● **What you need to do**: Make an exact copy of the listing below.

● **Records**:
------------------------------------

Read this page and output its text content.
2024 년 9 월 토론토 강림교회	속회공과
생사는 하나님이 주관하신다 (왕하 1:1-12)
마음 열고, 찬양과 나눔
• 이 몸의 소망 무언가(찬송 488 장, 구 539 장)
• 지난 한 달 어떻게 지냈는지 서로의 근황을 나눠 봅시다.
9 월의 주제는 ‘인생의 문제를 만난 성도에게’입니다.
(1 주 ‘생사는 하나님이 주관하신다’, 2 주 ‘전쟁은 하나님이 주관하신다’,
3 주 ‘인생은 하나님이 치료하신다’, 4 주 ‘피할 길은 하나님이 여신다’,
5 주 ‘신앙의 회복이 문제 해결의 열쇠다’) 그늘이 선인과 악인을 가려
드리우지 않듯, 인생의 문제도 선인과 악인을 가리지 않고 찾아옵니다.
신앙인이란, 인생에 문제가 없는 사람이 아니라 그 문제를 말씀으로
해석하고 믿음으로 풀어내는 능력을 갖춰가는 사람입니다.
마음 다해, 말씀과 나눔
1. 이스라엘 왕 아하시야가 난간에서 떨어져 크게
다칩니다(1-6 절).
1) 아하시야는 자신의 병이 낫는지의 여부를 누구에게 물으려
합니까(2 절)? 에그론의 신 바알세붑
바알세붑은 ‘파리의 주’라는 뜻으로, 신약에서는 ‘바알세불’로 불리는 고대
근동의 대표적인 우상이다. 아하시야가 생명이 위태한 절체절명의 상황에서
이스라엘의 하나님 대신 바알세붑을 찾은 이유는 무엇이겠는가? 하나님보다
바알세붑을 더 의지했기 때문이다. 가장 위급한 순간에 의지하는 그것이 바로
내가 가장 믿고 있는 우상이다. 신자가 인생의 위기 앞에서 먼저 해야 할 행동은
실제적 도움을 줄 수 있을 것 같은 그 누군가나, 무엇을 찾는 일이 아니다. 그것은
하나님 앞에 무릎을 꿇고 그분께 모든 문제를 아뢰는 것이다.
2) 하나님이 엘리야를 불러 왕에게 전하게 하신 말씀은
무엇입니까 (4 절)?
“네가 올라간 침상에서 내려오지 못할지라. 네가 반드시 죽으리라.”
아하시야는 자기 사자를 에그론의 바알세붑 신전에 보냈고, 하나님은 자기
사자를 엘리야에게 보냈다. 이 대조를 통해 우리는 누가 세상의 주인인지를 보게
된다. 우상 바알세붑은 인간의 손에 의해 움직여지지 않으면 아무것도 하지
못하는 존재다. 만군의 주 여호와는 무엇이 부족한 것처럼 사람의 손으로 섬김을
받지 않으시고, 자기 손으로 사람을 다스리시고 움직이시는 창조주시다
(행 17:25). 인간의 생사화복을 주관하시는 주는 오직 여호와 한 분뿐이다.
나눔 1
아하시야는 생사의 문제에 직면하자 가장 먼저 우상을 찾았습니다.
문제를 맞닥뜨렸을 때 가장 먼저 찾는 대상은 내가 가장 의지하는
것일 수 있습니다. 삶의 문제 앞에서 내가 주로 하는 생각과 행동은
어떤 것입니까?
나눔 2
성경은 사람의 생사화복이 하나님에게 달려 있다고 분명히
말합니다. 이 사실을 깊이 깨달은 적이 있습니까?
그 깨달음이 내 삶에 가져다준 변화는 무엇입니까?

------------------------------------

● **Task response**:
Read this page and output its text content.
2024 년 9 월 토론토 강림교회	속회공과
생사는 하나님이 주관하신다 (왕하 1:1-12)
마음 열고, 찬양과 나눔
• 이 몸의 소망 무언가(찬송 488 장, 구 539 장)
• 지난 한 달 어떻게 지냈는지 서로의 근황을 나눠 봅시다.
9 월의 주제는 ‘인생의 문제를 만난 성도에게’입니다.
(1 주 ‘생사는 하나님이 주관하신다’, 2 주 ‘전쟁은 하나님이 주관하신다’,
3 주 ‘인생은 하나님이 치료하신다’, 4 주 ‘피할 길은 하나님이 여신다’,
5 주 ‘신앙의 회복이 문제 해결의 열쇠다’) 그늘이 선인과 악인을 가려
드리우지 않듯, 인생의 문제도 선인과 악인을 가리지 않고 찾아옵니다.
신앙인이란, 인생에 문제가 없는 사람이 아니라 그 문제를 말씀으로
해석하고 믿음으로 풀어내는 능력을 갖춰가는 사람입니다.
마음 다해, 말씀과 나눔
1. 이스라엘 왕 아하시야가 난간에서 떨어져 크게
다칩니다(1-6 절).
1) 아하시야는 자신의 병이 낫는지의 여부를 누구에게 물으려
합니까(2 절)? 에그론의 신 바알세붑
바알세붑은 ‘파리의 주’라는 뜻으로, 신약에서는 ‘바알세불’로 불리는 고대
근동의 대표적인 우상이다. 아하시야가 생명이 위태한 절체절명의 상황에서
이스라엘의 하나님 대신 바알세붑을 찾은 이유는 무엇이겠는가? 하나님보다
바알세붑을 더 의지했기 때문이다. 가장 위급한 순간에 의지하는 그것이 바로
내가 가장 믿고 있는 우상이다. 신자가 인생의 위기 앞에서 먼저 해야 할 행동은
실제적 도움을 줄 수 있을 것 같은 그 누군가나, 무엇을 찾는 일이 아니다. 그것은
하나님 앞에 무릎을 꿇고 그분께 모든 문제를 아뢰는 것이다.
2) 하나님이 엘리야를 불러 왕에게 전하게 하신 말씀은
무엇입니까 (4 절)?
“네가 올라간 침상에서 내려오지 못할지라. 네가 반드시 죽으리라.”
아하시야는 자기 사자를 에그론의 바알세붑 신전에 보냈고, 하나님은 자기
사자를 엘리야에게 보냈다. 이 대조를 통해 우리는 누가 세상의 주인인지를 보게
된다. 우상 바알세붑은 인간의 손에 의해 움직여지지 않으면 아무것도 하지
못하는 존재다. 만군의 주 여호와는 무엇이 부족한 것처럼 사람의 손으로 섬김을
받지 않으시고, 자기 손으로 사람을 다스리시고 움직이시는 창조주시다
(행 17:25). 인간의 생사화복을 주관하시는 주는 오직 여호와 한 분뿐이다.
나눔 1
아하시야는 생사의 문제에 직면하자 가장 먼저 우상을 찾았습니다.
문제를 맞닥뜨렸을 때 가장 먼저 찾는 대상은 내가 가장 의지하는
것일 수 있습니다. 삶의 문제 앞에서 내가 주로 하는 생각과 행동은
어떤 것입니까?
나눔 2
성경은 사람의 생사화복이 하나님에게 달려 있다고 분명히
말합니다. 이 사실을 깊이 깨달은 적이 있습니까?
그 깨달음이 내 삶에 가져다준 변화는 무엇입니까?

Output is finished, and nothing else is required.